#### WRITTEN REQUEST
Restate the full listing word for word and leave the pictures out.
[START WORKING DATA]
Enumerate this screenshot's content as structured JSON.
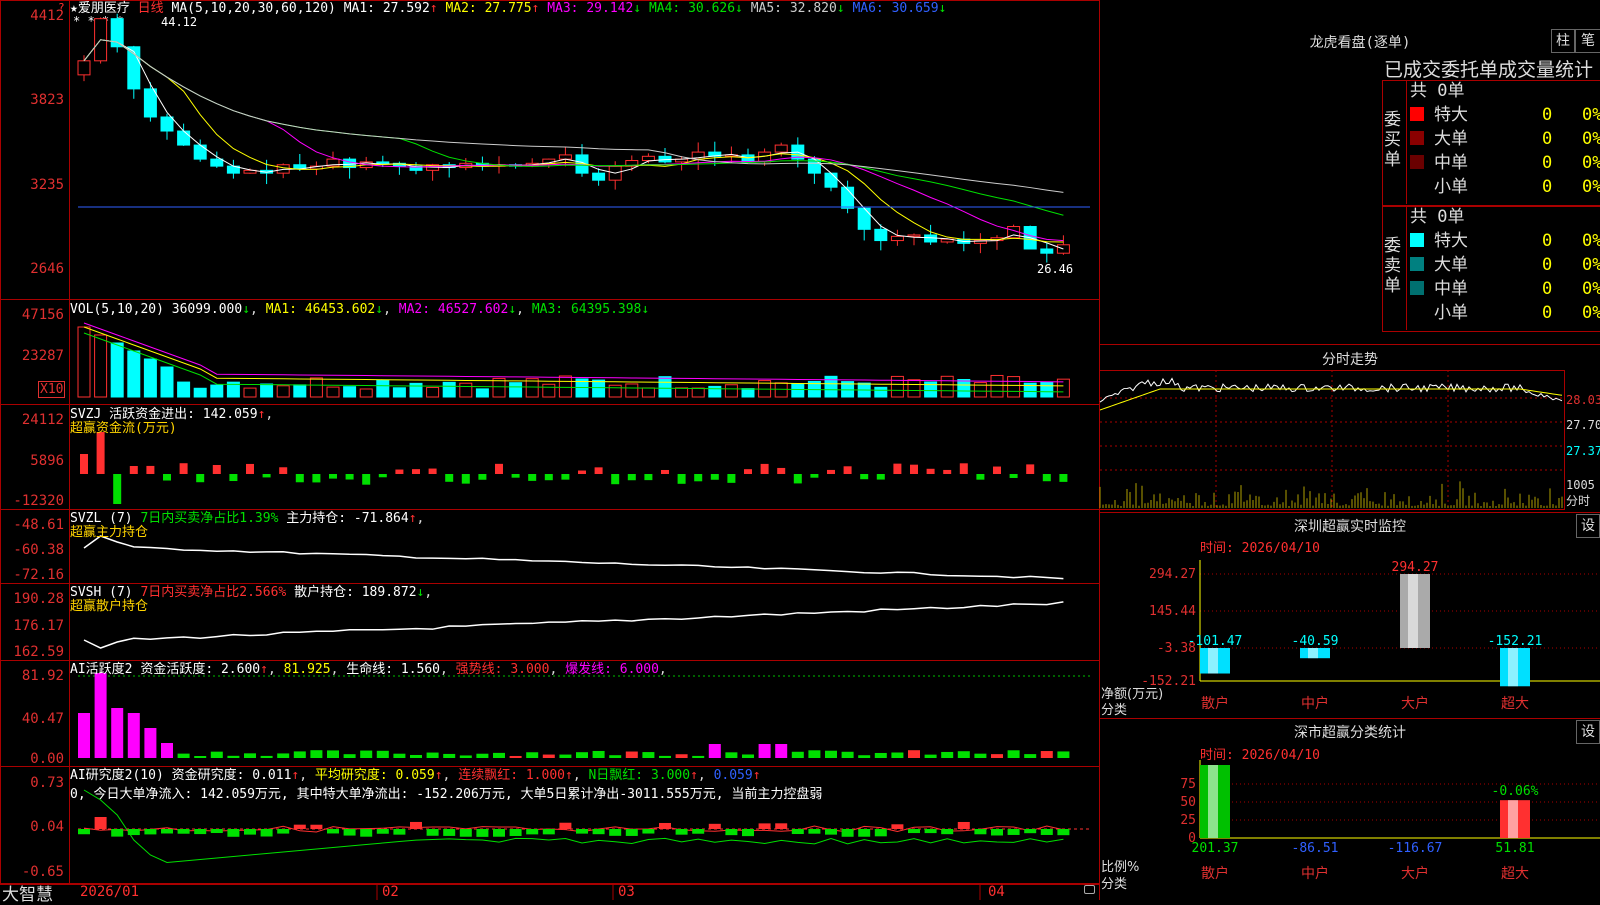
{
  "main": {
    "header": {
      "name": "★爱朋医疗",
      "period": "日线",
      "ma_label": "MA(5,10,20,30,60,120)",
      "ma": [
        {
          "t": "MA1: 27.592",
          "arrow": "↑",
          "color": "#ffffff"
        },
        {
          "t": "MA2: 27.775",
          "arrow": "↑",
          "color": "#ffff00"
        },
        {
          "t": "MA3: 29.142",
          "arrow": "↓",
          "color": "#ff00ff"
        },
        {
          "t": "MA4: 30.626",
          "arrow": "↓",
          "color": "#00e000"
        },
        {
          "t": "MA5: 32.820",
          "arrow": "↓",
          "color": "#cccccc"
        },
        {
          "t": "MA6: 30.659",
          "arrow": "↓",
          "color": "#3060ff"
        }
      ]
    },
    "y_labels": [
      "4412",
      "3823",
      "3235",
      "2646"
    ],
    "high_label": "44.12",
    "low_label": "26.46",
    "star_marks": "* * * *"
  },
  "vol": {
    "header": {
      "name": "VOL(5,10,20)",
      "v": "36099.000",
      "ma1": "MA1: 46453.602",
      "ma2": "MA2: 46527.602",
      "ma3": "MA3: 64395.398"
    },
    "y_labels": [
      "47156",
      "23287"
    ],
    "unit": "X10"
  },
  "svzj": {
    "header": {
      "name": "SVZJ",
      "t1": "活跃资金进出: 142.059",
      "arrow": "↑",
      ",": ","
    },
    "sub": "超赢资金流(万元)",
    "y_labels": [
      "24112",
      "5896",
      "-12320"
    ]
  },
  "svzl": {
    "header": {
      "name": "SVZL (7)",
      "t1": "7日内买卖净占比1.39%",
      "t2": "主力持仓: -71.864",
      "arrow": "↑"
    },
    "sub": "超赢主力持仓",
    "y_labels": [
      "-48.61",
      "-60.38",
      "-72.16"
    ]
  },
  "svsh": {
    "header": {
      "name": "SVSH (7)",
      "t1": "7日内买卖净占比2.566%",
      "t2": "散户持仓: 189.872",
      "arrow": "↓"
    },
    "sub": "超赢散户持仓",
    "y_labels": [
      "190.28",
      "176.17",
      "162.59"
    ]
  },
  "ai1": {
    "header": {
      "name": "AI活跃度2",
      "t1": "资金活跃度: 2.600",
      "a1": "↑",
      "t2": "81.925",
      "t3": "生命线: 1.560",
      "t4": "强势线: 3.000",
      "t5": "爆发线: 6.000"
    },
    "y_labels": [
      "81.92",
      "40.47",
      "0.00"
    ]
  },
  "ai2": {
    "header": {
      "name": "AI研究度2(10)",
      "t1": "资金研究度: 0.011",
      "t2": "平均研究度: 0.059",
      "t3": "连续飘红: 1.000",
      "t4": "N日飘红: 3.000",
      "t5": "0.059"
    },
    "summary": "0, 今日大单净流入: 142.059万元, 其中特大单净流出: -152.206万元, 大单5日累计净出-3011.555万元, 当前主力控盘弱",
    "y_labels": [
      "0.73",
      "0.04",
      "-0.65"
    ]
  },
  "xaxis": {
    "labels": [
      "2026/01",
      "02",
      "03",
      "04"
    ]
  },
  "logo": "大智慧",
  "right": {
    "lhb": {
      "title": "龙虎看盘(逐单)",
      "tabs": [
        "柱",
        "笔"
      ],
      "subtitle": "已成交委托单成交量统计",
      "buy": {
        "side": "委买单",
        "total": "共 0单",
        "rows": [
          {
            "name": "特大",
            "v": "0",
            "p": "0%",
            "color": "#ff0000"
          },
          {
            "name": "大单",
            "v": "0",
            "p": "0%",
            "color": "#8a0000"
          },
          {
            "name": "中单",
            "v": "0",
            "p": "0%",
            "color": "#6a0000"
          },
          {
            "name": "小单",
            "v": "0",
            "p": "0%",
            "color": ""
          }
        ]
      },
      "sell": {
        "side": "委卖单",
        "total": "共 0单",
        "rows": [
          {
            "name": "特大",
            "v": "0",
            "p": "0%",
            "color": "#00ffff"
          },
          {
            "name": "大单",
            "v": "0",
            "p": "0%",
            "color": "#008080"
          },
          {
            "name": "中单",
            "v": "0",
            "p": "0%",
            "color": "#007070"
          },
          {
            "name": "小单",
            "v": "0",
            "p": "0%",
            "color": ""
          }
        ]
      }
    },
    "fs": {
      "title": "分时走势",
      "y_labels": [
        "28.03",
        "27.70",
        "27.37"
      ],
      "vol_label": "1005",
      "vol_unit": "分时"
    },
    "sz1": {
      "title": "深圳超赢实时监控",
      "settings": "设",
      "time": "时间: 2026/04/10",
      "y_labels": [
        "294.27",
        "145.44",
        "-3.38",
        "-152.21"
      ],
      "left_label1": "净额(万元)",
      "left_label2": "分类",
      "categories": [
        "散户",
        "中户",
        "大户",
        "超大"
      ],
      "values": [
        -101.47,
        -40.59,
        294.27,
        -152.21
      ],
      "value_labels": [
        "-101.47",
        "-40.59",
        "294.27",
        "-152.21"
      ]
    },
    "sz2": {
      "title": "深市超赢分类统计",
      "settings": "设",
      "time": "时间: 2026/04/10",
      "y_labels": [
        "75",
        "50",
        "25",
        "0"
      ],
      "left_label1": "比例%",
      "left_label2": "分类",
      "categories": [
        "散户",
        "中户",
        "大户",
        "超大"
      ],
      "values": [
        201.37,
        -86.51,
        -116.67,
        51.81
      ],
      "value_labels": [
        "201.37",
        "-86.51",
        "-116.67",
        "51.81"
      ],
      "top_label": "-0.06%"
    }
  }
}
[END WORKING DATA]
#### TASK ANSWER
Enumerate this screenshot's content as structured JSON.
{
  "main": {
    "header": {
      "name": "★爱朋医疗",
      "period": "日线",
      "ma_label": "MA(5,10,20,30,60,120)",
      "ma": [
        {
          "t": "MA1: 27.592",
          "arrow": "↑",
          "color": "#ffffff"
        },
        {
          "t": "MA2: 27.775",
          "arrow": "↑",
          "color": "#ffff00"
        },
        {
          "t": "MA3: 29.142",
          "arrow": "↓",
          "color": "#ff00ff"
        },
        {
          "t": "MA4: 30.626",
          "arrow": "↓",
          "color": "#00e000"
        },
        {
          "t": "MA5: 32.820",
          "arrow": "↓",
          "color": "#cccccc"
        },
        {
          "t": "MA6: 30.659",
          "arrow": "↓",
          "color": "#3060ff"
        }
      ]
    },
    "y_labels": [
      "4412",
      "3823",
      "3235",
      "2646"
    ],
    "high_label": "44.12",
    "low_label": "26.46",
    "star_marks": "* * * *"
  },
  "vol": {
    "header": {
      "name": "VOL(5,10,20)",
      "v": "36099.000",
      "ma1": "MA1: 46453.602",
      "ma2": "MA2: 46527.602",
      "ma3": "MA3: 64395.398"
    },
    "y_labels": [
      "47156",
      "23287"
    ],
    "unit": "X10"
  },
  "svzj": {
    "header": {
      "name": "SVZJ",
      "t1": "活跃资金进出: 142.059",
      "arrow": "↑",
      ",": ","
    },
    "sub": "超赢资金流(万元)",
    "y_labels": [
      "24112",
      "5896",
      "-12320"
    ]
  },
  "svzl": {
    "header": {
      "name": "SVZL (7)",
      "t1": "7日内买卖净占比1.39%",
      "t2": "主力持仓: -71.864",
      "arrow": "↑"
    },
    "sub": "超赢主力持仓",
    "y_labels": [
      "-48.61",
      "-60.38",
      "-72.16"
    ]
  },
  "svsh": {
    "header": {
      "name": "SVSH (7)",
      "t1": "7日内买卖净占比2.566%",
      "t2": "散户持仓: 189.872",
      "arrow": "↓"
    },
    "sub": "超赢散户持仓",
    "y_labels": [
      "190.28",
      "176.17",
      "162.59"
    ]
  },
  "ai1": {
    "header": {
      "name": "AI活跃度2",
      "t1": "资金活跃度: 2.600",
      "a1": "↑",
      "t2": "81.925",
      "t3": "生命线: 1.560",
      "t4": "强势线: 3.000",
      "t5": "爆发线: 6.000"
    },
    "y_labels": [
      "81.92",
      "40.47",
      "0.00"
    ]
  },
  "ai2": {
    "header": {
      "name": "AI研究度2(10)",
      "t1": "资金研究度: 0.011",
      "t2": "平均研究度: 0.059",
      "t3": "连续飘红: 1.000",
      "t4": "N日飘红: 3.000",
      "t5": "0.059"
    },
    "summary": "0, 今日大单净流入: 142.059万元, 其中特大单净流出: -152.206万元, 大单5日累计净出-3011.555万元, 当前主力控盘弱",
    "y_labels": [
      "0.73",
      "0.04",
      "-0.65"
    ]
  },
  "xaxis": {
    "labels": [
      "2026/01",
      "02",
      "03",
      "04"
    ]
  },
  "logo": "大智慧",
  "right": {
    "lhb": {
      "title": "龙虎看盘(逐单)",
      "tabs": [
        "柱",
        "笔"
      ],
      "subtitle": "已成交委托单成交量统计",
      "buy": {
        "side": "委买单",
        "total": "共 0单",
        "rows": [
          {
            "name": "特大",
            "v": "0",
            "p": "0%",
            "color": "#ff0000"
          },
          {
            "name": "大单",
            "v": "0",
            "p": "0%",
            "color": "#8a0000"
          },
          {
            "name": "中单",
            "v": "0",
            "p": "0%",
            "color": "#6a0000"
          },
          {
            "name": "小单",
            "v": "0",
            "p": "0%",
            "color": ""
          }
        ]
      },
      "sell": {
        "side": "委卖单",
        "total": "共 0单",
        "rows": [
          {
            "name": "特大",
            "v": "0",
            "p": "0%",
            "color": "#00ffff"
          },
          {
            "name": "大单",
            "v": "0",
            "p": "0%",
            "color": "#008080"
          },
          {
            "name": "中单",
            "v": "0",
            "p": "0%",
            "color": "#007070"
          },
          {
            "name": "小单",
            "v": "0",
            "p": "0%",
            "color": ""
          }
        ]
      }
    },
    "fs": {
      "title": "分时走势",
      "y_labels": [
        "28.03",
        "27.70",
        "27.37"
      ],
      "vol_label": "1005",
      "vol_unit": "分时"
    },
    "sz1": {
      "title": "深圳超赢实时监控",
      "settings": "设",
      "time": "时间: 2026/04/10",
      "y_labels": [
        "294.27",
        "145.44",
        "-3.38",
        "-152.21"
      ],
      "left_label1": "净额(万元)",
      "left_label2": "分类",
      "categories": [
        "散户",
        "中户",
        "大户",
        "超大"
      ],
      "values": [
        -101.47,
        -40.59,
        294.27,
        -152.21
      ],
      "value_labels": [
        "-101.47",
        "-40.59",
        "294.27",
        "-152.21"
      ]
    },
    "sz2": {
      "title": "深市超赢分类统计",
      "settings": "设",
      "time": "时间: 2026/04/10",
      "y_labels": [
        "75",
        "50",
        "25",
        "0"
      ],
      "left_label1": "比例%",
      "left_label2": "分类",
      "categories": [
        "散户",
        "中户",
        "大户",
        "超大"
      ],
      "values": [
        201.37,
        -86.51,
        -116.67,
        51.81
      ],
      "value_labels": [
        "201.37",
        "-86.51",
        "-116.67",
        "51.81"
      ],
      "top_label": "-0.06%"
    }
  }
}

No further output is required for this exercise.